▶ _WHAT YOU HAVE TO DO_: Rewrite the rows below with "x-axis-label" substituted for every "x-tick-label", and keep everything else unchanged.

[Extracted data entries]
-.-.-

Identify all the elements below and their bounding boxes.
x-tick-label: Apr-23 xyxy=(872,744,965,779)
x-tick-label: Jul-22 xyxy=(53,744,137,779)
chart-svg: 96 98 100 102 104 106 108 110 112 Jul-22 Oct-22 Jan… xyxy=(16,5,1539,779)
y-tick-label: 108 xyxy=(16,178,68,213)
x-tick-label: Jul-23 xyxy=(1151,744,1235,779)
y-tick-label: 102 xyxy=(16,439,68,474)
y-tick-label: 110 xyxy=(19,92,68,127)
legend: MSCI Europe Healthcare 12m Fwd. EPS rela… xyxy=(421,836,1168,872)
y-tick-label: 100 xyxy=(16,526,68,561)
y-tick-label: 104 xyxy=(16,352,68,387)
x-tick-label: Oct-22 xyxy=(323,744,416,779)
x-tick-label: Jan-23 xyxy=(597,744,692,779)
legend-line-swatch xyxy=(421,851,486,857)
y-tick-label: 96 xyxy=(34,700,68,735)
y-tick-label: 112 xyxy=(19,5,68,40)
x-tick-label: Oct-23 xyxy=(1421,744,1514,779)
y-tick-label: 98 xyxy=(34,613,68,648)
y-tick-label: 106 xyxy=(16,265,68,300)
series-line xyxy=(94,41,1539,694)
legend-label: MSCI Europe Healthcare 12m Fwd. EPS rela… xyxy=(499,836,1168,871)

-.-.-

▶ _WRITTEN ANSWER_:
Identify all the elements below and their bounding boxes.
x-axis-label: Apr-23 xyxy=(872,744,965,779)
x-axis-label: Jul-22 xyxy=(53,744,137,779)
chart-svg: 96 98 100 102 104 106 108 110 112 Jul-22 Oct-22 Jan… xyxy=(16,5,1539,779)
y-tick-label: 108 xyxy=(16,178,68,213)
x-axis-label: Jul-23 xyxy=(1151,744,1235,779)
y-tick-label: 102 xyxy=(16,439,68,474)
y-tick-label: 110 xyxy=(19,92,68,127)
legend: MSCI Europe Healthcare 12m Fwd. EPS rela… xyxy=(421,836,1168,872)
y-tick-label: 100 xyxy=(16,526,68,561)
y-tick-label: 104 xyxy=(16,352,68,387)
x-axis-label: Oct-22 xyxy=(323,744,416,779)
x-axis-label: Jan-23 xyxy=(597,744,692,779)
legend-line-swatch xyxy=(421,851,486,857)
y-tick-label: 96 xyxy=(34,700,68,735)
y-tick-label: 112 xyxy=(19,5,68,40)
x-axis-label: Oct-23 xyxy=(1421,744,1514,779)
y-tick-label: 98 xyxy=(34,613,68,648)
y-tick-label: 106 xyxy=(16,265,68,300)
series-line xyxy=(94,41,1539,694)
legend-label: MSCI Europe Healthcare 12m Fwd. EPS rela… xyxy=(499,836,1168,871)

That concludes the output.